● **The exercise**:
Among the entries below, count the lines where the string "에스겔에게" occurs, and give only the number.

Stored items
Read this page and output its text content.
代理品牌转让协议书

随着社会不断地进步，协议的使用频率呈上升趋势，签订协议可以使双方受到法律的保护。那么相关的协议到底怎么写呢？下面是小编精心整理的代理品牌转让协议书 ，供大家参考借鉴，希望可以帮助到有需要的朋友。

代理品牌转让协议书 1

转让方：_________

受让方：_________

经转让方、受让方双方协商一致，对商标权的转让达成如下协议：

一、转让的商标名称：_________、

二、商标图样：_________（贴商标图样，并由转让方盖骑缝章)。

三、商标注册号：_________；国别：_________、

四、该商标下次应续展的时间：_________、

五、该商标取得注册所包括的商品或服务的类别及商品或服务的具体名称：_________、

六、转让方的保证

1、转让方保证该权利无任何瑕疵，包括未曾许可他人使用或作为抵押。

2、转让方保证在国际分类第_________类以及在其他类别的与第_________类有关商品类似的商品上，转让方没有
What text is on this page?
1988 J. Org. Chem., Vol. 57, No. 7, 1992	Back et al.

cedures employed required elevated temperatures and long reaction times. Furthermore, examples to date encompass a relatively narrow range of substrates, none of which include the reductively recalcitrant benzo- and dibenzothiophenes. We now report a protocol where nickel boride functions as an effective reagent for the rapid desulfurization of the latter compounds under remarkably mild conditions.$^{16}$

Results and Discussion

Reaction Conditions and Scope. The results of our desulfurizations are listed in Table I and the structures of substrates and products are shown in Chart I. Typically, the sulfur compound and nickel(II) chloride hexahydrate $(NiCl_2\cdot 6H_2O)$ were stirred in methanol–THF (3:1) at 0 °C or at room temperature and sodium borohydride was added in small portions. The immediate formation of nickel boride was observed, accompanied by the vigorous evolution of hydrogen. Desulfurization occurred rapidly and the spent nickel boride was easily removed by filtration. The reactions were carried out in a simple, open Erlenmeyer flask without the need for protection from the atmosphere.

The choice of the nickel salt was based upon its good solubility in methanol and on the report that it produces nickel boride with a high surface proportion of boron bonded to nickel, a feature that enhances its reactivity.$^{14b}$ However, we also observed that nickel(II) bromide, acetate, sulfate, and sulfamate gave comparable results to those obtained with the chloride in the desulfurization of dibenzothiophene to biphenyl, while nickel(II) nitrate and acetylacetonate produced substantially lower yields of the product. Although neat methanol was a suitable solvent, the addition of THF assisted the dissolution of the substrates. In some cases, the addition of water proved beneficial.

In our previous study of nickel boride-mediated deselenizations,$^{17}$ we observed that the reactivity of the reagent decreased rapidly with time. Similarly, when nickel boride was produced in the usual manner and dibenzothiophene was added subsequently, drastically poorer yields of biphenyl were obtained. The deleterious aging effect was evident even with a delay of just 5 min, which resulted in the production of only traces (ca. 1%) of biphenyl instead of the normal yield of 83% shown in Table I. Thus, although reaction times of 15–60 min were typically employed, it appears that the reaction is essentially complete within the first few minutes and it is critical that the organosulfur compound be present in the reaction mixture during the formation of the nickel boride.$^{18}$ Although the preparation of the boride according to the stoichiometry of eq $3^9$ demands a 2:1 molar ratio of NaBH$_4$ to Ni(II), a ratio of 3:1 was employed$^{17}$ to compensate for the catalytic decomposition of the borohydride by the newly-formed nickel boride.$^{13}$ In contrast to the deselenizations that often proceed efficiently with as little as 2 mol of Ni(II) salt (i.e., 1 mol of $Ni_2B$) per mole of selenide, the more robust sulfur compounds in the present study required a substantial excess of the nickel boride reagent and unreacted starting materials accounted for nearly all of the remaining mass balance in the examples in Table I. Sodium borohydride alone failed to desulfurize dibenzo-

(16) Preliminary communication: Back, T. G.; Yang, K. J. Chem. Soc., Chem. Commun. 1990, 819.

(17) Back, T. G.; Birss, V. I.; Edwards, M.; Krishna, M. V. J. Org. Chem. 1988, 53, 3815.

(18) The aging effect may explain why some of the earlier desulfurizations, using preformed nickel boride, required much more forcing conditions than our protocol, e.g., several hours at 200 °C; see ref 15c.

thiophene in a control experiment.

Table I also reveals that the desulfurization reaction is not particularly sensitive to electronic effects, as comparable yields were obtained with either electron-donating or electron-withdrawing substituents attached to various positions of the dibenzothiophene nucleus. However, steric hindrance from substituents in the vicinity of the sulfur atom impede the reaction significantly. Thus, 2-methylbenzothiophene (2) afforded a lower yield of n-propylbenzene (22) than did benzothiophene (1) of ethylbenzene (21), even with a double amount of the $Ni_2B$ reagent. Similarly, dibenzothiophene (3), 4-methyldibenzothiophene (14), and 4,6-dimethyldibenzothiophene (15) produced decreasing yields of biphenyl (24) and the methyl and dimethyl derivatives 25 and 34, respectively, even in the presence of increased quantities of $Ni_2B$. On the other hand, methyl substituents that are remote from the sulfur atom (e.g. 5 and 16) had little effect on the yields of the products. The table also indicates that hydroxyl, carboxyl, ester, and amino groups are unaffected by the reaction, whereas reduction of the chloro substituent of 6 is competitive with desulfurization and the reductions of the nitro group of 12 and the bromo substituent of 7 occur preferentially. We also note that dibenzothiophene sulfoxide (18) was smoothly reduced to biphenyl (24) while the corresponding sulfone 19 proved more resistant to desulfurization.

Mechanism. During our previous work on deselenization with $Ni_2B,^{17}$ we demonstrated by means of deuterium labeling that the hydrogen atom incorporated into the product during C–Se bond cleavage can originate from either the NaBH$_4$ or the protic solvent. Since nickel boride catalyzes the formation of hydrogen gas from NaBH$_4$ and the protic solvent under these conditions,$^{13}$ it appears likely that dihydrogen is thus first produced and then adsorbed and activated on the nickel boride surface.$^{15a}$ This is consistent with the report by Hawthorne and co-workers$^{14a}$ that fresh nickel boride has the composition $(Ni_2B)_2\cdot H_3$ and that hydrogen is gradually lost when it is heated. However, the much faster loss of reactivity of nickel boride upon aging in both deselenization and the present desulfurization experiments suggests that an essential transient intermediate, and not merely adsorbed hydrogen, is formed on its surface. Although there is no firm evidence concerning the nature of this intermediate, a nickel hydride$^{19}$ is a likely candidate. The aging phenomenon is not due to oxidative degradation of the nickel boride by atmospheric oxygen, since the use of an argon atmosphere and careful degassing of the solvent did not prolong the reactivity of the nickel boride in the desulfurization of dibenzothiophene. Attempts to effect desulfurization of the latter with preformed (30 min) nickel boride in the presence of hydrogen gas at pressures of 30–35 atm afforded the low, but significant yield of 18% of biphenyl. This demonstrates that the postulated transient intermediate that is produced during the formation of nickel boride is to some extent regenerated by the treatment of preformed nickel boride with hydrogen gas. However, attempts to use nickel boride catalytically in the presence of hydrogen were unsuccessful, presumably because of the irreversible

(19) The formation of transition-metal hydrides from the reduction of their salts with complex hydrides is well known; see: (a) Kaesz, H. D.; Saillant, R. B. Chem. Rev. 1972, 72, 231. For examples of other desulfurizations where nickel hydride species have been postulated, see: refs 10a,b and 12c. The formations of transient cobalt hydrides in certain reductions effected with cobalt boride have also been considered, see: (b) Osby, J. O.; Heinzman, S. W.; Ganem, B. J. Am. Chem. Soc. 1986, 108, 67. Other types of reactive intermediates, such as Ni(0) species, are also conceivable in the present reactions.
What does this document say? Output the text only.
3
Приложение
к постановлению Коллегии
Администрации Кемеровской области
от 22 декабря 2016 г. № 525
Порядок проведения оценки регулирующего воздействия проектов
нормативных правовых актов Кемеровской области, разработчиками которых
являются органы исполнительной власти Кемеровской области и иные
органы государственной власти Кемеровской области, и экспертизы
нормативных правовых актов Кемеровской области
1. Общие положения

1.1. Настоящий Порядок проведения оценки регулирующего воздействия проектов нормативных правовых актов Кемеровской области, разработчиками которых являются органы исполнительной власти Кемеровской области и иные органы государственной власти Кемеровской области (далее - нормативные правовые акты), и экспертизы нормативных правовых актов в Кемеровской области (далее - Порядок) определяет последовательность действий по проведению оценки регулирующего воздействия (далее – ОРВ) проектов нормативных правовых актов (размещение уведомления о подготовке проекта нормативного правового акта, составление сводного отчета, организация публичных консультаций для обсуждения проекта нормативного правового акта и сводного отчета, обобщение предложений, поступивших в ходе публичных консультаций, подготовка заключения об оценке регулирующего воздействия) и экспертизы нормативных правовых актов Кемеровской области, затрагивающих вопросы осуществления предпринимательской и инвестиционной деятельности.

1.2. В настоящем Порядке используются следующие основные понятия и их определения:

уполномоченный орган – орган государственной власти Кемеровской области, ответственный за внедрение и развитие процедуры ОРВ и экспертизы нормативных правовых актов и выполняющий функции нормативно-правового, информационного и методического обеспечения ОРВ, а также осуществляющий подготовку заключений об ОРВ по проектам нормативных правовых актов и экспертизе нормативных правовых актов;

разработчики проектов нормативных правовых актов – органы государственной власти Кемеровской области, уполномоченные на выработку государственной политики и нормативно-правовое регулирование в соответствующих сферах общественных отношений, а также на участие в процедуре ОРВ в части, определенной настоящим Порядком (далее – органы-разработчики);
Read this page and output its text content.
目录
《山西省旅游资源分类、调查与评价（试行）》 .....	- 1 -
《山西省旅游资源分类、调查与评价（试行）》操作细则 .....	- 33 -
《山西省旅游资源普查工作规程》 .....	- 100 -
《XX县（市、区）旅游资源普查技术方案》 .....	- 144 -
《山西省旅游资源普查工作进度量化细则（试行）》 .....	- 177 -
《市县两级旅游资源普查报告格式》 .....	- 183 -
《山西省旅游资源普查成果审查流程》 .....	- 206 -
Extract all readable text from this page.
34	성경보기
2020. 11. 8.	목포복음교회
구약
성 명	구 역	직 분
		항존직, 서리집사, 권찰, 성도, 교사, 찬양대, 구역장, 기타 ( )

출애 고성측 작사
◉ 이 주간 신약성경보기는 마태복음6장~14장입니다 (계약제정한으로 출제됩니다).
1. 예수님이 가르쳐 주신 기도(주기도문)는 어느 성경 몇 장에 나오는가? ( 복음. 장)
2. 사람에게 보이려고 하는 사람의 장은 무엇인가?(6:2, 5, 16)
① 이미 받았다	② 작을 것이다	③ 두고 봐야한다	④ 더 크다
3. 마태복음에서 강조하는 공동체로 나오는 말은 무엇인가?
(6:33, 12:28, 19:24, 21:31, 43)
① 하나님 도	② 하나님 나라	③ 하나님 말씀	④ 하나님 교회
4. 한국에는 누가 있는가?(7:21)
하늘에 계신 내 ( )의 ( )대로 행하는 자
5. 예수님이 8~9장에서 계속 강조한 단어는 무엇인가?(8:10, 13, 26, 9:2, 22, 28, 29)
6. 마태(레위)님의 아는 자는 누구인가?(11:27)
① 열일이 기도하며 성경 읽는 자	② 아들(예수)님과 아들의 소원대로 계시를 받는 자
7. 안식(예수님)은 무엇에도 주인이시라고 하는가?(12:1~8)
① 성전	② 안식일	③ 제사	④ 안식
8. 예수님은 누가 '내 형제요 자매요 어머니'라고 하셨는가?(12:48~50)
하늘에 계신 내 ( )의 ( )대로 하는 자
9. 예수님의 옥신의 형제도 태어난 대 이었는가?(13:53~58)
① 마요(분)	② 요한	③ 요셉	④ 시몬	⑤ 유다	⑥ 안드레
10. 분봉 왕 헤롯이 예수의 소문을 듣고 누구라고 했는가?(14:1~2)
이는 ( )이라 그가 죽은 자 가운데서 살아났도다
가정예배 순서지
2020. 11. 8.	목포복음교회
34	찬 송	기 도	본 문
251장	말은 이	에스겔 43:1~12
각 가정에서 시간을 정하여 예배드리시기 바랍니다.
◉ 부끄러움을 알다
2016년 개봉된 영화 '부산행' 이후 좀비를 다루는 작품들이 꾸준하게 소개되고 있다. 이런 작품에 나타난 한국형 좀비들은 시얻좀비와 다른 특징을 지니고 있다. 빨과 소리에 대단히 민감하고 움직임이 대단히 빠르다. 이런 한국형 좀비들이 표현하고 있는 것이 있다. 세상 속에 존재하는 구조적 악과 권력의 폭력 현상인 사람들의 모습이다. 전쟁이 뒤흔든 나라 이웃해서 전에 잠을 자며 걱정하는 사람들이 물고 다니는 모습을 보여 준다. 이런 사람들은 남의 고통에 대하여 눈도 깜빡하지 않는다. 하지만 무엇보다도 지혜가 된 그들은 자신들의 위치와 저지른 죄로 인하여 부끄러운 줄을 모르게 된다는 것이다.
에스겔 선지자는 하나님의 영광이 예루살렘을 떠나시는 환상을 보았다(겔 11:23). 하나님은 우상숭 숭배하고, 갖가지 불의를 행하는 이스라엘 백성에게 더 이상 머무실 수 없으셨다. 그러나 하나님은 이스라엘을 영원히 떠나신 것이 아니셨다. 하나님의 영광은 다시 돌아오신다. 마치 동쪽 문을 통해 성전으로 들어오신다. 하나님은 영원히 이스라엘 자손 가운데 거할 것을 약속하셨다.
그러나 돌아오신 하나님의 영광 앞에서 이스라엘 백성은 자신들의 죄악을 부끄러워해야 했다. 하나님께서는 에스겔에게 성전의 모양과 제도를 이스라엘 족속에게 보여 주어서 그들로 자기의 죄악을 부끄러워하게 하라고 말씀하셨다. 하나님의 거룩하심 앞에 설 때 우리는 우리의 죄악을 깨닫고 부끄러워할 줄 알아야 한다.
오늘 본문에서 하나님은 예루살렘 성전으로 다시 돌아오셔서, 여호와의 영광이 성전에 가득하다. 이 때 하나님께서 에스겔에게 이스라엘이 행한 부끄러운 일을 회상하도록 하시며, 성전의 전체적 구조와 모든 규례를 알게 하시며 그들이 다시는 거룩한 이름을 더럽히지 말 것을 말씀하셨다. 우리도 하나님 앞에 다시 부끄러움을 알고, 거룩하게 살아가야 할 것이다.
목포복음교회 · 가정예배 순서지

● **Solved exercise**:
2